(STORED DATA)
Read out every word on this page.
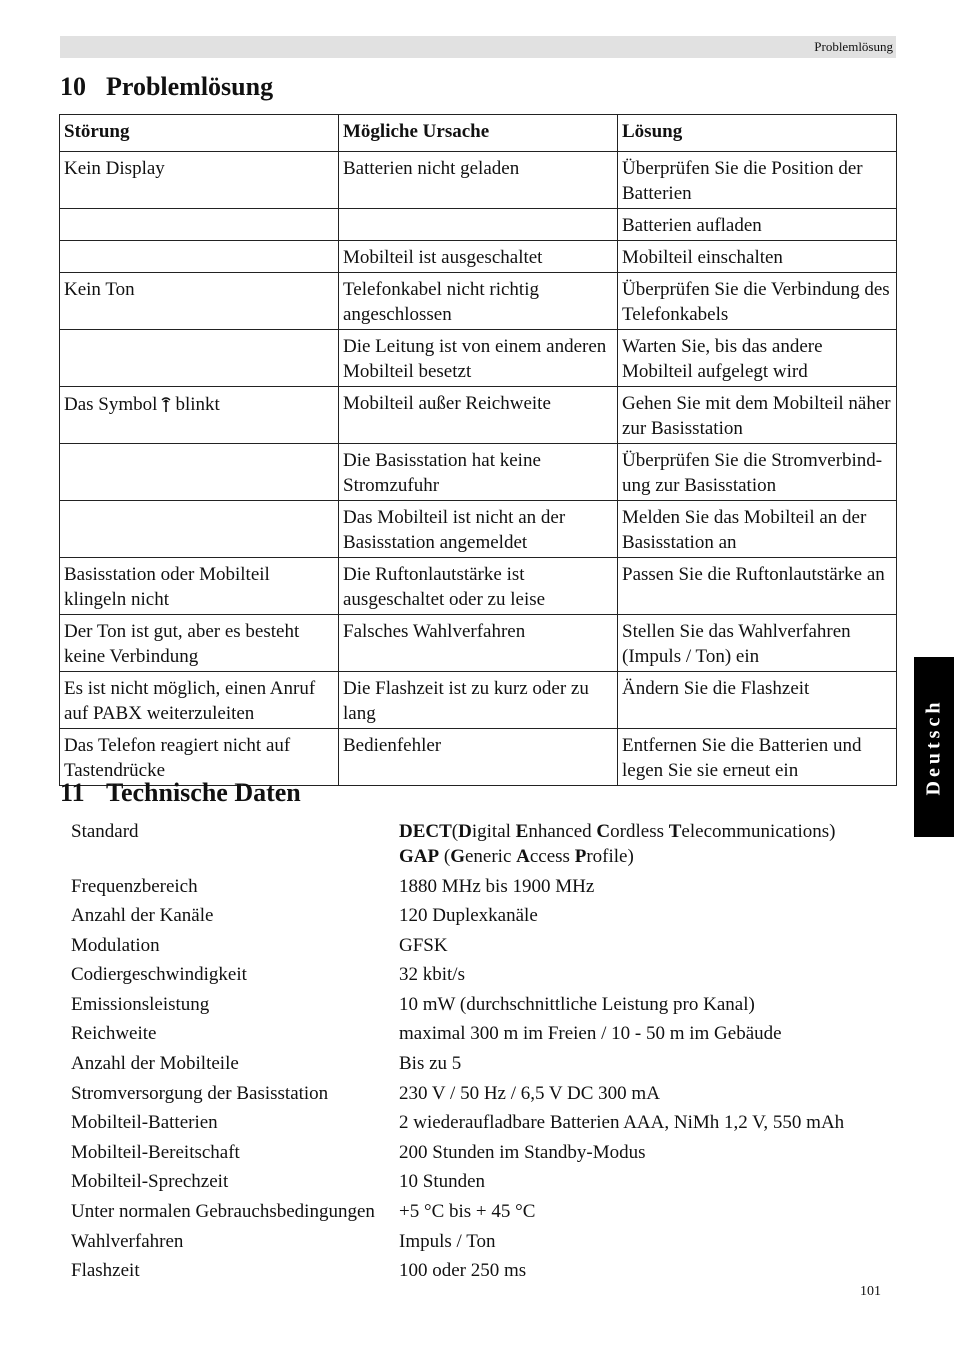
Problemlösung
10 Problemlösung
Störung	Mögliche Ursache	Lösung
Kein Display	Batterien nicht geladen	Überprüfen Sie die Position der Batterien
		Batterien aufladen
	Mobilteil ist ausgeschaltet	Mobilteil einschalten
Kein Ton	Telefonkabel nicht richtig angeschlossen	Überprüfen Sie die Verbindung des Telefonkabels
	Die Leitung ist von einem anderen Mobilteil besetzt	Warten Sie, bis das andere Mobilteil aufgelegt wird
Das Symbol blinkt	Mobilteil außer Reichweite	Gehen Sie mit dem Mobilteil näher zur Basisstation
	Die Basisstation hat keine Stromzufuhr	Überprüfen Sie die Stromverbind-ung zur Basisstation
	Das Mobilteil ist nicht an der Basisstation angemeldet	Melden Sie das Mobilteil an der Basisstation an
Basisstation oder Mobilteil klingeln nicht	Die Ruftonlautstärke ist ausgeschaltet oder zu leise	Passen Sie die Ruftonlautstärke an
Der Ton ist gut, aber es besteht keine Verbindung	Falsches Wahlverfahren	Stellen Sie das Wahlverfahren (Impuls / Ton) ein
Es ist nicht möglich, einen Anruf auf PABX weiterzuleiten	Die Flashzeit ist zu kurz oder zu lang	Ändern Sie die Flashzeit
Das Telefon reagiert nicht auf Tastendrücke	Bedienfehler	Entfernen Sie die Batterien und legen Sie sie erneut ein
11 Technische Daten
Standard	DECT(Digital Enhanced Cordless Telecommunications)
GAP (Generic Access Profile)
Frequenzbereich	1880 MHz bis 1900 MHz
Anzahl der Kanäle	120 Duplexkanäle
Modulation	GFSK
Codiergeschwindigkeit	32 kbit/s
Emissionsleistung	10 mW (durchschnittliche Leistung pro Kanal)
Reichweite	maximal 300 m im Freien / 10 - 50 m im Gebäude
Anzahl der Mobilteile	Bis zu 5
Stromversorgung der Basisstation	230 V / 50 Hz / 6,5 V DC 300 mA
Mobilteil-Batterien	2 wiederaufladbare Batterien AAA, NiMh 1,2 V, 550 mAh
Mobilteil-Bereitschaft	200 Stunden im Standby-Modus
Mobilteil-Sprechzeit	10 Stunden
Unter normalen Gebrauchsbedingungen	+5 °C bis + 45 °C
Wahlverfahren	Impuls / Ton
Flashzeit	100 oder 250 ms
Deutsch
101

...

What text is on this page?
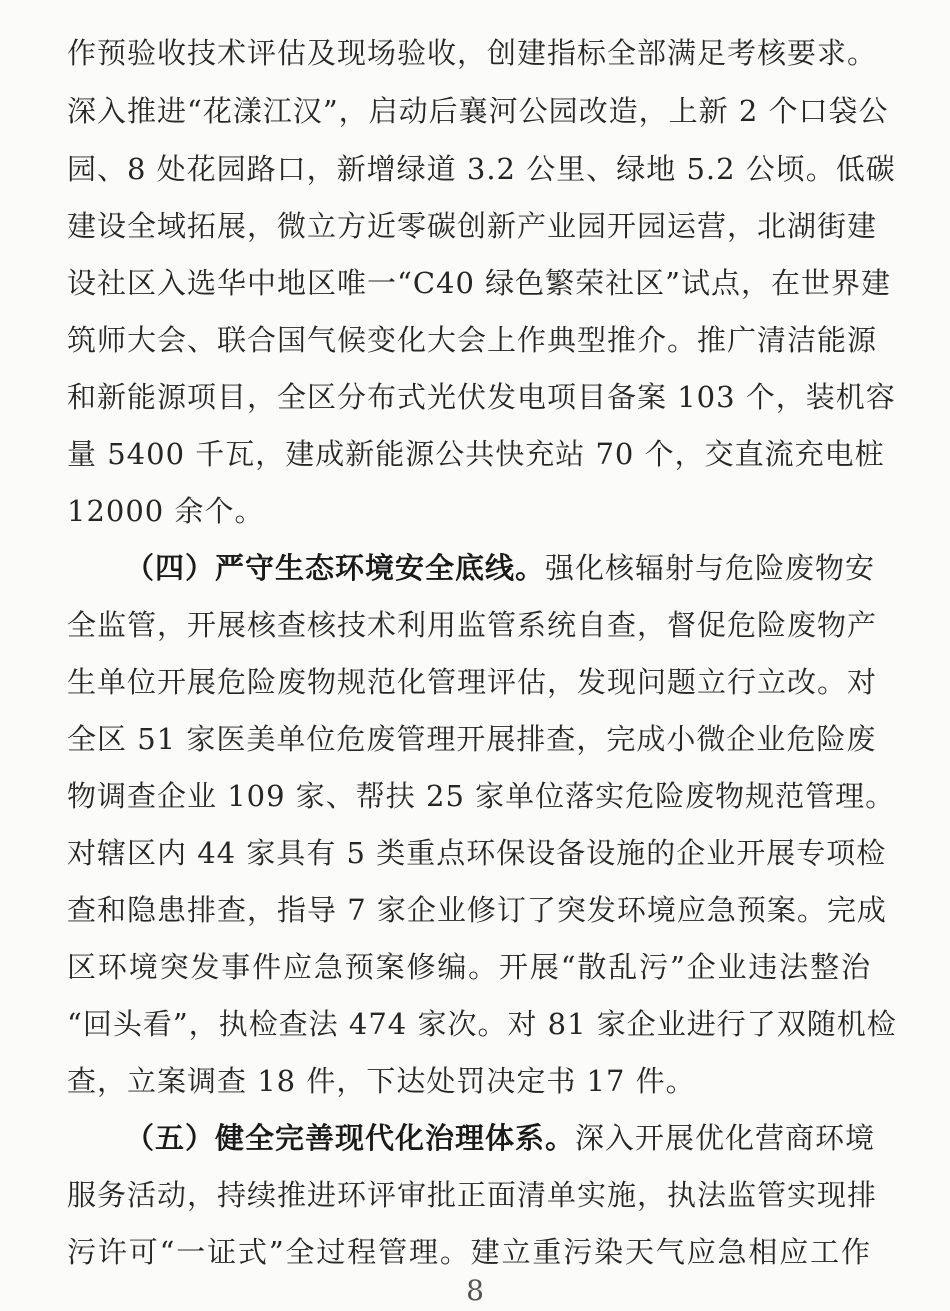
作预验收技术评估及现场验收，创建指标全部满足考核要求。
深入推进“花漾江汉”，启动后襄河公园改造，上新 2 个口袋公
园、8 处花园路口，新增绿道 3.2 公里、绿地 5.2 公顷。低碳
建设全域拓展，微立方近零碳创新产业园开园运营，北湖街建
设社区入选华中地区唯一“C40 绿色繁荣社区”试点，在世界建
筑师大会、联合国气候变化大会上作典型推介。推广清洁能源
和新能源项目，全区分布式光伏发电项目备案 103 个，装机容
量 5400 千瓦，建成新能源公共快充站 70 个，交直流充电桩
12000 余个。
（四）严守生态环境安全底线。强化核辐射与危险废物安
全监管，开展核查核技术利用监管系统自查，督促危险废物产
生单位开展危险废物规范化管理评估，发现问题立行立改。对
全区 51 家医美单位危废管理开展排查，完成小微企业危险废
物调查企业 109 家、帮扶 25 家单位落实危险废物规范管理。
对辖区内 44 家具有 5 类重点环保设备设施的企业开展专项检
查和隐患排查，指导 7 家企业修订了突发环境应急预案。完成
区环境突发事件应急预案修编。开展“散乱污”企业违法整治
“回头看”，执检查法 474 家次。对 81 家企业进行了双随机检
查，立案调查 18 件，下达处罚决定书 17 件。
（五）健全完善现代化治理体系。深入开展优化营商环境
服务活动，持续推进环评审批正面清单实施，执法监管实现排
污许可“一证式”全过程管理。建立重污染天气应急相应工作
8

(REQUIREMENT) Tell how many lines in the records above contain "oder", giving the number and no other words.

(IN RESPONSE) 3